## Exercise material
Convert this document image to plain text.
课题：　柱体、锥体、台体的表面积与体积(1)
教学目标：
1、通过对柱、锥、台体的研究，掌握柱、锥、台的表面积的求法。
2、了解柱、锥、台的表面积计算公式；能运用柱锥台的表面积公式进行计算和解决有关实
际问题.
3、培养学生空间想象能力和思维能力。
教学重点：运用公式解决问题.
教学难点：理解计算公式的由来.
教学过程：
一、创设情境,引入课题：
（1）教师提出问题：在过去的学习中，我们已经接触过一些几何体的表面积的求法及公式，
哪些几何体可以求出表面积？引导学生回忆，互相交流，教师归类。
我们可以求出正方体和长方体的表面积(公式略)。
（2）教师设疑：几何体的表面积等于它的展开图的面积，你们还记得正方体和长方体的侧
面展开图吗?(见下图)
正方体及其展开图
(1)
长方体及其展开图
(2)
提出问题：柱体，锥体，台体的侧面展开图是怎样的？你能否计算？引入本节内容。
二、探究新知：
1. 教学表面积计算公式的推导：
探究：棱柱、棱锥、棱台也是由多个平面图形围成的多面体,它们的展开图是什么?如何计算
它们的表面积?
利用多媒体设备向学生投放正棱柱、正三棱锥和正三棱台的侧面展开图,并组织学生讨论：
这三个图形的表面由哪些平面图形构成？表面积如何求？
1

## Stated problem
From the records above, extract each line exactly as shown.

## Solution for this problem
Convert this document image to plain text.
课题：　柱体、锥体、台体的表面积与体积(1)
教学目标：
1、通过对柱、锥、台体的研究，掌握柱、锥、台的表面积的求法。
2、了解柱、锥、台的表面积计算公式；能运用柱锥台的表面积公式进行计算和解决有关实
际问题.
3、培养学生空间想象能力和思维能力。
教学重点：运用公式解决问题.
教学难点：理解计算公式的由来.
教学过程：
一、创设情境,引入课题：
（1）教师提出问题：在过去的学习中，我们已经接触过一些几何体的表面积的求法及公式，
哪些几何体可以求出表面积？引导学生回忆，互相交流，教师归类。
我们可以求出正方体和长方体的表面积(公式略)。
（2）教师设疑：几何体的表面积等于它的展开图的面积，你们还记得正方体和长方体的侧
面展开图吗?(见下图)
正方体及其展开图
(1)
长方体及其展开图
(2)
提出问题：柱体，锥体，台体的侧面展开图是怎样的？你能否计算？引入本节内容。
二、探究新知：
1. 教学表面积计算公式的推导：
探究：棱柱、棱锥、棱台也是由多个平面图形围成的多面体,它们的展开图是什么?如何计算
它们的表面积?
利用多媒体设备向学生投放正棱柱、正三棱锥和正三棱台的侧面展开图,并组织学生讨论：
这三个图形的表面由哪些平面图形构成？表面积如何求？
1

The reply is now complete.